*Excerpt to read*.
Want an ad medium with great mileage at award shows? Take the bus. At the recent annual meeting of the Outdoor Advertising Association of America, speaker Brian O'Neill--the O in San Fran agency GMO/Hill, Holliday--shared 50 of his favorite outdoor ads. One was for the jobs section of British newspaper The Guardian; the ad, intended to be seen by disgruntled office workers, was spread across a bus roof and read: "Don't jump." Later that day, the Martin Agency, Richmond, Va., snared Best of Show in the OAAA's Obie competition for a campaign--featuring a bus brandishing the same admonition. O'Neill says he was "horrified." But Martin's bus award run wasn't over. It went on to win a Bronze Lion at Cannes. AD Jamie Mahoney, co-creator of the Careerbuilder effort, says that "no one in the Martin Agency knew about [the Guardian ad]. . . . we wouldn't do work that was already done." Mahoney says she came up with the "Don't jump" concept more than a decade ago for a friend's consulting business. They attached "Don't jump" stickers to the office's windows. The Guardian ad, via London's Leagas Delaney, had some award power of its own. It won a merit award as a finalist in the '97 One Show competition of the One Club for Art & Copy.

Wisdom of

Wal-Mart exec

Wal-Mart marketing chief Paul Higham talked trash recently at the American Advertising Federation's annual conference, at least as it pertains to lessons applicable to life and the biz world. Higham said that as a teen, he had a summer job at a Salt Lake City zoo, where he noticed the director's habit of always picking up any piece of litter. Never walk past a piece of trash, because it has a way of overcoming you, the director warned. Another lesson: There's a difference between consumers' attitudes and behavior. Higham said he once drove behind a pickup with a sticker showing a cartoon character urinating on a Wal-Mart logo--then the truck drove into a Wal-Mart lot. The 29-year ad vet said he plans to write a book on other life and marketing lessons when he retires, but not for a half-dozen or so years.

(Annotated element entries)
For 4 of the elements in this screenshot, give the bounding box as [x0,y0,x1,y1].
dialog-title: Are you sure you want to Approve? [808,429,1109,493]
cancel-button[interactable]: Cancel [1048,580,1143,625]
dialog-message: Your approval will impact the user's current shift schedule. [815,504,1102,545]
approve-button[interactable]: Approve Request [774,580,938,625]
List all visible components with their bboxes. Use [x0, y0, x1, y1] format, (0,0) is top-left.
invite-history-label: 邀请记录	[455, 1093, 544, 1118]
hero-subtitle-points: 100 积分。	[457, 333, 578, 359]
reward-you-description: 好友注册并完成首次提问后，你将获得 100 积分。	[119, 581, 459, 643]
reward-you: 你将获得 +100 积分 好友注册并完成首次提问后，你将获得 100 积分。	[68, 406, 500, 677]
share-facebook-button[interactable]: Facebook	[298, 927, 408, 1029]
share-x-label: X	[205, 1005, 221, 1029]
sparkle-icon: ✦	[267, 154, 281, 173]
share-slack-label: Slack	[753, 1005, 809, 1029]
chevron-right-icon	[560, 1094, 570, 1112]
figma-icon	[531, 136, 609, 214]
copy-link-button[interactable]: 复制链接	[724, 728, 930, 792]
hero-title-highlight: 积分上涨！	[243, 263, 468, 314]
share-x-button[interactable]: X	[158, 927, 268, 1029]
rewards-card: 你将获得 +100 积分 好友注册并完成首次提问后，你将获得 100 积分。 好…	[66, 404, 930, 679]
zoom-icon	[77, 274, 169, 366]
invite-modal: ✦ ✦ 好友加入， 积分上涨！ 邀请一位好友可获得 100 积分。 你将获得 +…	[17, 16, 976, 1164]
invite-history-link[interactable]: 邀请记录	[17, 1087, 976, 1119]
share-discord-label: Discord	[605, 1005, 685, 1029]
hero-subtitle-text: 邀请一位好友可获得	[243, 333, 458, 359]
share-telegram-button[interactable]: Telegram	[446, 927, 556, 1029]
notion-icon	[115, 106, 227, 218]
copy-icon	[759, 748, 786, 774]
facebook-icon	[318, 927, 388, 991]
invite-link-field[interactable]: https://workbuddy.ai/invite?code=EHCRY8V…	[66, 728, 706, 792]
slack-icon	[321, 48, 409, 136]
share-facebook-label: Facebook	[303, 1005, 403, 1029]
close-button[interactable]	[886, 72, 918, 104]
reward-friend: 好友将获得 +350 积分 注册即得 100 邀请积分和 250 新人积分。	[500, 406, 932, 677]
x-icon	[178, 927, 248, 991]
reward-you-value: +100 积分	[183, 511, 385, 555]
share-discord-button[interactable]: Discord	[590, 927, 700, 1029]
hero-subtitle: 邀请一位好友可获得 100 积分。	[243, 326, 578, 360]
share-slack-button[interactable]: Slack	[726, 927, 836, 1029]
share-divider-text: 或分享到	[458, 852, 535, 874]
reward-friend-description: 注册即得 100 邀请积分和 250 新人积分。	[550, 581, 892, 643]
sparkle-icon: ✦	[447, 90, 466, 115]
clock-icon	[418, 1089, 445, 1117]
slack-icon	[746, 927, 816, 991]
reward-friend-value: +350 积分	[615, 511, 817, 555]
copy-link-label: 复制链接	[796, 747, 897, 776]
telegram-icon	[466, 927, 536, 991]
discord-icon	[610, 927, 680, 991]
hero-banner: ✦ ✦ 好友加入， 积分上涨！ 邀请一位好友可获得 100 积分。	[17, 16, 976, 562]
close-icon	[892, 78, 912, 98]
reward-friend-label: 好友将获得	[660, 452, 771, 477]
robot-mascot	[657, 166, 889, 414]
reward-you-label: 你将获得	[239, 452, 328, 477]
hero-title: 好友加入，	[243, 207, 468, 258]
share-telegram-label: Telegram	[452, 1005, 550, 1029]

*To be done*.
1 – Substitute "van" for "pickup" and rewrite the advertising column starting with "Wal-Mart marketing chief" and going on through "or so years.".
2 – Proceed with the advertising column, writing on from its final sentence.

*Outputs for the tasks*.
1 –
Wal-Mart marketing chief Paul Higham talked trash recently at the American Advertising Federation's annual conference, at least as it pertains to lessons applicable to life and the biz world. Higham said that as a teen, he had a summer job at a Salt Lake City zoo, where he noticed the director's habit of always picking up any piece of litter. Never walk past a piece of trash, because it has a way of overcoming you, the director warned. Another lesson: There's a difference between consumers' attitudes and behavior. Higham said he once drove behind a van with a sticker showing a cartoon character urinating on a Wal-Mart logo--then the truck drove into a Wal-Mart lot. The 29-year ad vet said he plans to write a book on other life and marketing lessons when he retires, but not for a half-dozen or so years.

2 –
Labouring away

at spin machine

Wonder what U.K. Prime Minister Tony Blair thinks of French ad giant Publicis' acquisition of Britain's Saatchi & Saatchi? He's certainly an admirer of Saatchi & Saatchi, albeit begrudgingly. Trying to deflect criticism that his Labour Party is overly spin-conscious, Blair tells Vanity Fair: Ex-Tory leader "Margaret Thatcher had got one of the best advertising agencies in the country, Saatchi & Saatchi." The magazine also informs that Blair has hired TBWA GGT Simons Palmer, London--the agency behind the "Fcuk fashion" campaign for retailer French Connection--for his re-election bid. An agency executive wore a "Fcuk the Tories" T-shirt during the pitch process.